### WORK REQUIRED:
For the data below, report only the number of lines containing the string "bottom".

### Figure contents as structured data:
::::::::
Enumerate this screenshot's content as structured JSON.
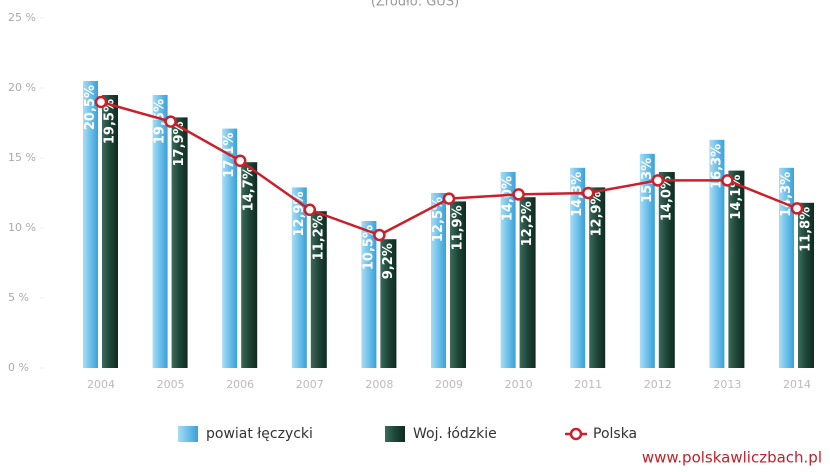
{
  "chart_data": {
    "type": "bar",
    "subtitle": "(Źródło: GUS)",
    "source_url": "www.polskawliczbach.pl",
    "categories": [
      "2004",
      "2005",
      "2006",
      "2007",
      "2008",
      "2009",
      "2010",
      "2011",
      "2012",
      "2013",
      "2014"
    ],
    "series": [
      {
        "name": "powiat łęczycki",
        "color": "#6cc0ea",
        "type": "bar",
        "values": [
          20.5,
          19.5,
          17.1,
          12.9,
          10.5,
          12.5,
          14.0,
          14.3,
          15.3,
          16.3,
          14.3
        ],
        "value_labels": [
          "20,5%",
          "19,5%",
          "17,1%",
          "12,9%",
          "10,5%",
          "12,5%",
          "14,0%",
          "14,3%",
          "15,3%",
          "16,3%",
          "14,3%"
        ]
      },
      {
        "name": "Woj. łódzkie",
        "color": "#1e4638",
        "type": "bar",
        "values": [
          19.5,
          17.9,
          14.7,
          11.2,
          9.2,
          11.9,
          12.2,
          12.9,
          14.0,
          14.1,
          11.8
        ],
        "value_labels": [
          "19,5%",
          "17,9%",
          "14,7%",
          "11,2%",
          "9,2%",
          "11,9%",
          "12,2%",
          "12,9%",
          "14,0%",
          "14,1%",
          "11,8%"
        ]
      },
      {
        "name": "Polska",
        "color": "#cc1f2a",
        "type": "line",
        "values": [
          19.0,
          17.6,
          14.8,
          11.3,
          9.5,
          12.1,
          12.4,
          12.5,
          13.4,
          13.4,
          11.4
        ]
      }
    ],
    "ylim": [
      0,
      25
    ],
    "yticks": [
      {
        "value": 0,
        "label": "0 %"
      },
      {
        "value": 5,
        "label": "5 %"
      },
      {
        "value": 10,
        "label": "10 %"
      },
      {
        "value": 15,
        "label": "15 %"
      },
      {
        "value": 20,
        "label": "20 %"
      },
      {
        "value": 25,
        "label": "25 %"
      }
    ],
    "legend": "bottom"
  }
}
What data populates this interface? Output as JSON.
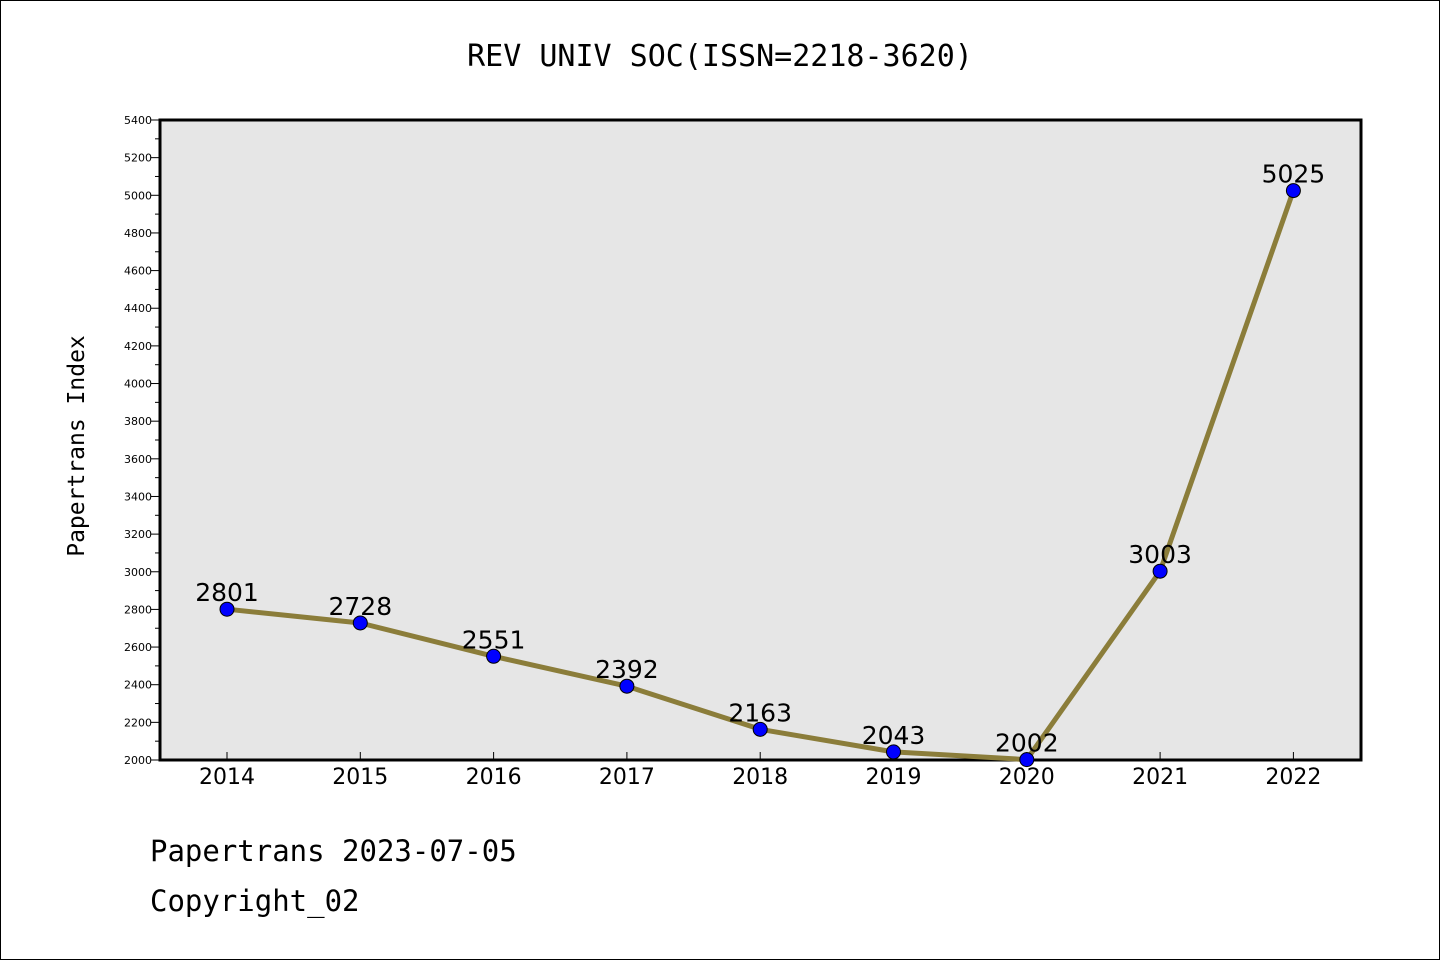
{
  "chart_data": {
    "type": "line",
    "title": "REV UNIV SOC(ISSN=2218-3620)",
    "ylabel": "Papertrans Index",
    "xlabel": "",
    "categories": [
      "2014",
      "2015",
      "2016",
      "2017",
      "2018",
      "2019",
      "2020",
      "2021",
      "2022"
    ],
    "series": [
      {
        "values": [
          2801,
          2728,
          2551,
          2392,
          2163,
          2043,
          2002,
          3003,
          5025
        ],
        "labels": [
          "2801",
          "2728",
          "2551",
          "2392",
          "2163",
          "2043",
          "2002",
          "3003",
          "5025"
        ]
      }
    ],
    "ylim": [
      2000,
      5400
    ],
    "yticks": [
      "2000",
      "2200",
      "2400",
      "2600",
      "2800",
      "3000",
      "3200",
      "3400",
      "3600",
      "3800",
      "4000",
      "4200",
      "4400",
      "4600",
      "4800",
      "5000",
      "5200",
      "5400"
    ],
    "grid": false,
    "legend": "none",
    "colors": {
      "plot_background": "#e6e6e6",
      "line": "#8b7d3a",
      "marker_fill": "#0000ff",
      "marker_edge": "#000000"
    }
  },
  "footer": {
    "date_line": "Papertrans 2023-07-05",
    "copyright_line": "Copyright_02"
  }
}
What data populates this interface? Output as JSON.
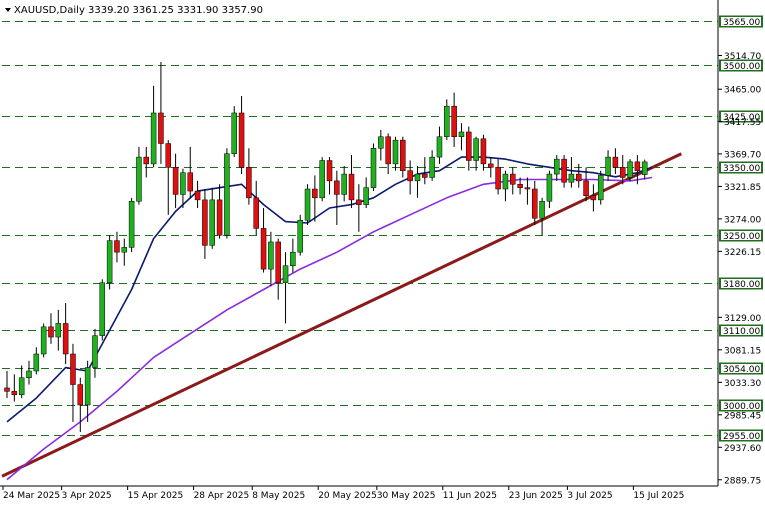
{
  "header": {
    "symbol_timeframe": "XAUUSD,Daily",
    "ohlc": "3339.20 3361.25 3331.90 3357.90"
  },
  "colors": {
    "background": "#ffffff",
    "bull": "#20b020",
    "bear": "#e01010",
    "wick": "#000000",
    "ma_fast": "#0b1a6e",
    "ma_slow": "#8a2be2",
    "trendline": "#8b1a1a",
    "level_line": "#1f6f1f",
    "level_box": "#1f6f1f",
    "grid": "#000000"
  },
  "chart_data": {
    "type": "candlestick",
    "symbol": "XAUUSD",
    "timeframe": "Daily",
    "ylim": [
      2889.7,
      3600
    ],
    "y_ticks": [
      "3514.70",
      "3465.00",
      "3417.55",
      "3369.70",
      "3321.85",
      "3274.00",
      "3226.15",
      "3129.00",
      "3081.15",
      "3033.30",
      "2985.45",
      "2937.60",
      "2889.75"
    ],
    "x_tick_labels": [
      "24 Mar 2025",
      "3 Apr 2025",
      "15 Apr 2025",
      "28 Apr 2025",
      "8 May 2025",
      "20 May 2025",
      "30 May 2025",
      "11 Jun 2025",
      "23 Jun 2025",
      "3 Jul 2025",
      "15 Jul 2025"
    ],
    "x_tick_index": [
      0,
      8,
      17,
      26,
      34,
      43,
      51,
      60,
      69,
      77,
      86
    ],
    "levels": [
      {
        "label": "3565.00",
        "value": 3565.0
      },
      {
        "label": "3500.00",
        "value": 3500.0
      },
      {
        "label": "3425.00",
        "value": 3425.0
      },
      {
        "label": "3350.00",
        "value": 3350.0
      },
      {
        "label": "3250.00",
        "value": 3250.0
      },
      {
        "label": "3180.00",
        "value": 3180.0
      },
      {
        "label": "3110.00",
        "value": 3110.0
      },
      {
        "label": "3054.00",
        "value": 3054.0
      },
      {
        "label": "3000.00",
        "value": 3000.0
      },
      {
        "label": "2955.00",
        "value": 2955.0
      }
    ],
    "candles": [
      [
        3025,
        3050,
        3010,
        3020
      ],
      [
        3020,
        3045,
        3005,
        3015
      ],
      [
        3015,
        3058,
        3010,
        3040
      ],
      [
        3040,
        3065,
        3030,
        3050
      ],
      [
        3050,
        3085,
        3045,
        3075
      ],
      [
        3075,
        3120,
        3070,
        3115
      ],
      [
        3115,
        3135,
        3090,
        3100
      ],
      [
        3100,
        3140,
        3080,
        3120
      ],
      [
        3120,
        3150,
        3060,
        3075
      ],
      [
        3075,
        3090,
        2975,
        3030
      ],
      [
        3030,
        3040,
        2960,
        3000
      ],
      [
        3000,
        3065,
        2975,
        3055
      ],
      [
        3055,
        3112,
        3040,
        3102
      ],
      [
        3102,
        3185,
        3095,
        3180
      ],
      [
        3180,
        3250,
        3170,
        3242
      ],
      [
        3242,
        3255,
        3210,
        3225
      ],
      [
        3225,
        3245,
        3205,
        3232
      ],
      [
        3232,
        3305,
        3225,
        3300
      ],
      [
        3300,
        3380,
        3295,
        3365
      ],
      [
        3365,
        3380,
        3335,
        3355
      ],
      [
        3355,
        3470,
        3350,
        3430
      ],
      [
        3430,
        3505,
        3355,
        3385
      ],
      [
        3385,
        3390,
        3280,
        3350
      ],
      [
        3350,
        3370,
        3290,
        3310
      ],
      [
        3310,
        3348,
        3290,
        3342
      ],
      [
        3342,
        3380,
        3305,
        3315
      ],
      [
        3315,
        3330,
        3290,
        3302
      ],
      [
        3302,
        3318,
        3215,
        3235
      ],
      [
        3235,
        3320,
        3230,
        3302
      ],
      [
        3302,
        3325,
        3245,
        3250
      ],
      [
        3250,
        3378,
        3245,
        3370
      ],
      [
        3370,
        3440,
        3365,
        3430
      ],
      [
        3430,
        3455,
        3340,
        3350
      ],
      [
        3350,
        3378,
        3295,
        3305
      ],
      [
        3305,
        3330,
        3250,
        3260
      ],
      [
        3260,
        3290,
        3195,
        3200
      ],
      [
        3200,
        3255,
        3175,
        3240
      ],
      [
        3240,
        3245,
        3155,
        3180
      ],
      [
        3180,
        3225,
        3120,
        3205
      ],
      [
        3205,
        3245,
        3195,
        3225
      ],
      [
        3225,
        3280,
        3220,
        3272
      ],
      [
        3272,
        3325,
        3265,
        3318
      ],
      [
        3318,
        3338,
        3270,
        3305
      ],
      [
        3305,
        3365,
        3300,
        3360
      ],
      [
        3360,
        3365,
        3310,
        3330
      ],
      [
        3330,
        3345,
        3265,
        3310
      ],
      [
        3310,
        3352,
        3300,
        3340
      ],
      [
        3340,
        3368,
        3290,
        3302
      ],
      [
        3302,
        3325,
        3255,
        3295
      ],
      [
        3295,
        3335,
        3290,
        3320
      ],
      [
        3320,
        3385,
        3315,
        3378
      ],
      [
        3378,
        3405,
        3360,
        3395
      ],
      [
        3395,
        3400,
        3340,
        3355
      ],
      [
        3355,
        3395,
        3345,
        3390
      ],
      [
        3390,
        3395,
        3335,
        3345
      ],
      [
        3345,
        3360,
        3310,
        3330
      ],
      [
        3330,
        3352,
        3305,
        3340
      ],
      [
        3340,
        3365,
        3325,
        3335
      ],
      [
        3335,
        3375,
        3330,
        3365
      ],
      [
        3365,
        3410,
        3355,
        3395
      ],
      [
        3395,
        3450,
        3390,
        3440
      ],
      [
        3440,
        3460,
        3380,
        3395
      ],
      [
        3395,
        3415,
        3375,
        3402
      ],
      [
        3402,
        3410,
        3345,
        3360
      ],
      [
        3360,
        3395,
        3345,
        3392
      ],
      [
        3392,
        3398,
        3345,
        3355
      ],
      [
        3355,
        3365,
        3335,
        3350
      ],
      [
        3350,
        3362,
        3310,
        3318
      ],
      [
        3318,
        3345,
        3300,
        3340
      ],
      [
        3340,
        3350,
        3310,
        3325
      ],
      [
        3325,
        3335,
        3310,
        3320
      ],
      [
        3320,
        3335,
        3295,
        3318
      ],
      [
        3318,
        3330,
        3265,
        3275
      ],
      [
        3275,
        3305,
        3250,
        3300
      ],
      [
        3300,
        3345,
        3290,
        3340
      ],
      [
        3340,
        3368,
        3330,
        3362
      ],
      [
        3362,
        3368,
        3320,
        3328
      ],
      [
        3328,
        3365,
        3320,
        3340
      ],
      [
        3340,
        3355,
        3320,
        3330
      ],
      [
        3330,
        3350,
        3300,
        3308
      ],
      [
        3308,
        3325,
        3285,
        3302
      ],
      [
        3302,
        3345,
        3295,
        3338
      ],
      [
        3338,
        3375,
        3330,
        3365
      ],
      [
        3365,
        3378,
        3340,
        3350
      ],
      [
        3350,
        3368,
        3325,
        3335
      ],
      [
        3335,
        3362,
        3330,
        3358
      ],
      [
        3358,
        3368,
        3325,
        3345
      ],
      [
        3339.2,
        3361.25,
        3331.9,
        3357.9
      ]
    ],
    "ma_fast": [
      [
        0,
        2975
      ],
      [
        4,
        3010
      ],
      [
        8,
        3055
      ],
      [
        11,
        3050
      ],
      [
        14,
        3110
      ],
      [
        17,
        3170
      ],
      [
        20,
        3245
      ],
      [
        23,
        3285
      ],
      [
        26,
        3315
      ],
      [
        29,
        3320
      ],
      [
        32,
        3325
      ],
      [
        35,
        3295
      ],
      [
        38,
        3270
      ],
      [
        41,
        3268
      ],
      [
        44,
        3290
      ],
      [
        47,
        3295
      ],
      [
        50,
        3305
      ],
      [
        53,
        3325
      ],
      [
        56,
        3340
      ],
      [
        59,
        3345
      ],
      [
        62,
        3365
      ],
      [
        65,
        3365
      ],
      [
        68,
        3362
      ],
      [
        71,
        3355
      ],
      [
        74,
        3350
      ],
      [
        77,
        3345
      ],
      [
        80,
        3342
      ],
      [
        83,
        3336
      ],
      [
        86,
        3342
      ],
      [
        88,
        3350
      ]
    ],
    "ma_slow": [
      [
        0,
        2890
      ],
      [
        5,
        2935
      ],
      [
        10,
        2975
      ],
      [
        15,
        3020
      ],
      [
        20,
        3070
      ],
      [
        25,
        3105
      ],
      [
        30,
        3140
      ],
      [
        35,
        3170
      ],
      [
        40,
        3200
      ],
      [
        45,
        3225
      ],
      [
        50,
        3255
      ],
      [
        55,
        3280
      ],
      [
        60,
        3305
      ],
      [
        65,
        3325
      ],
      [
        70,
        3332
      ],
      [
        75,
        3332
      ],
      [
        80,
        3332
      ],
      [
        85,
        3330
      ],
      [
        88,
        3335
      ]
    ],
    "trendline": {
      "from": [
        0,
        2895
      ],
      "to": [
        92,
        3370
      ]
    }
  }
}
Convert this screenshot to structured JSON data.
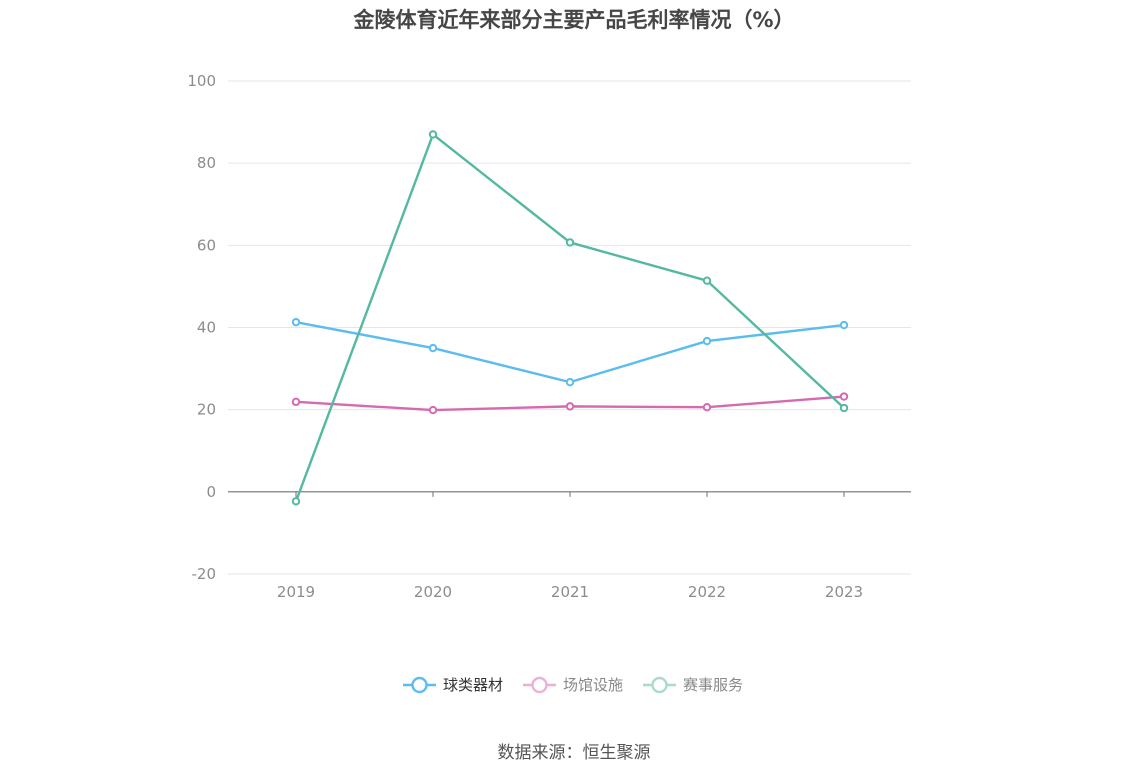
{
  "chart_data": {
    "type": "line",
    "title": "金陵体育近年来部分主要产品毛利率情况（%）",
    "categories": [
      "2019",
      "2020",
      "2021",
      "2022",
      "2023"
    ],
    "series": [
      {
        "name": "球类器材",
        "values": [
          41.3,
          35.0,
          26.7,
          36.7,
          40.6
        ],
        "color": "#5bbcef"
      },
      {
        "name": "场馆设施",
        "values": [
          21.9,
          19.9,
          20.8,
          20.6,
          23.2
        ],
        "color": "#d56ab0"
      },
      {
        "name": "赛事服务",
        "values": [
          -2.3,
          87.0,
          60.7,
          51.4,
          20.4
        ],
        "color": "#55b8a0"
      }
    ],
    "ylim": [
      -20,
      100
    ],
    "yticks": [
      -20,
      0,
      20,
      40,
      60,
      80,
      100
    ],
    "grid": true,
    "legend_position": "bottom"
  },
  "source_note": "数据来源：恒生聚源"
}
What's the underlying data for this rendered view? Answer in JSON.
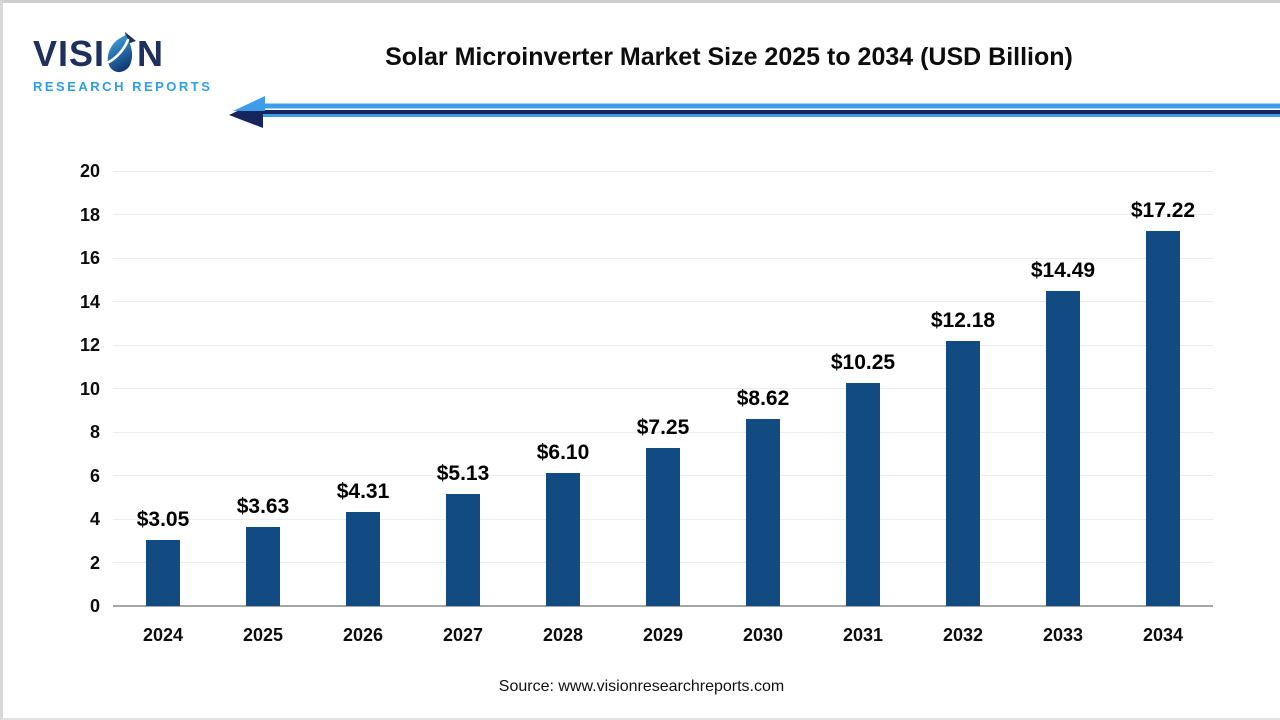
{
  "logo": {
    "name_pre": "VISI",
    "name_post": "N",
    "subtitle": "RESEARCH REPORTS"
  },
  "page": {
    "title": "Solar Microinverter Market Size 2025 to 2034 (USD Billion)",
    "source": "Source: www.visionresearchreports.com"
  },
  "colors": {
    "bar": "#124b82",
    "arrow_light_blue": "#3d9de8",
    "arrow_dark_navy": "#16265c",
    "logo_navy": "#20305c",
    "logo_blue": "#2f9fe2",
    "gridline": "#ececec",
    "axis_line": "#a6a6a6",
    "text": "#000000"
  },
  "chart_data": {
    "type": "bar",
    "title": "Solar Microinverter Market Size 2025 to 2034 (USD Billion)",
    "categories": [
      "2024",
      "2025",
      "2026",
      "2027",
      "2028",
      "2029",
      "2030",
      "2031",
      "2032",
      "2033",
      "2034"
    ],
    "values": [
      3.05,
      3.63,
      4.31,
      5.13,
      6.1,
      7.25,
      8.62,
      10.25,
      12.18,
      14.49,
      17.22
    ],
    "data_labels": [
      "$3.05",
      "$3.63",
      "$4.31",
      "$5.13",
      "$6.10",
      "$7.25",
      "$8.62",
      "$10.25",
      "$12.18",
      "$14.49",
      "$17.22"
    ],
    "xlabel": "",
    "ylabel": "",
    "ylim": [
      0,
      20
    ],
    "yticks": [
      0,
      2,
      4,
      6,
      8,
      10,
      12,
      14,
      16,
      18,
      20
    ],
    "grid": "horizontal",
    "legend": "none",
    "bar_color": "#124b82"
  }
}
::::::::
### EXERCISE ANSWER:
2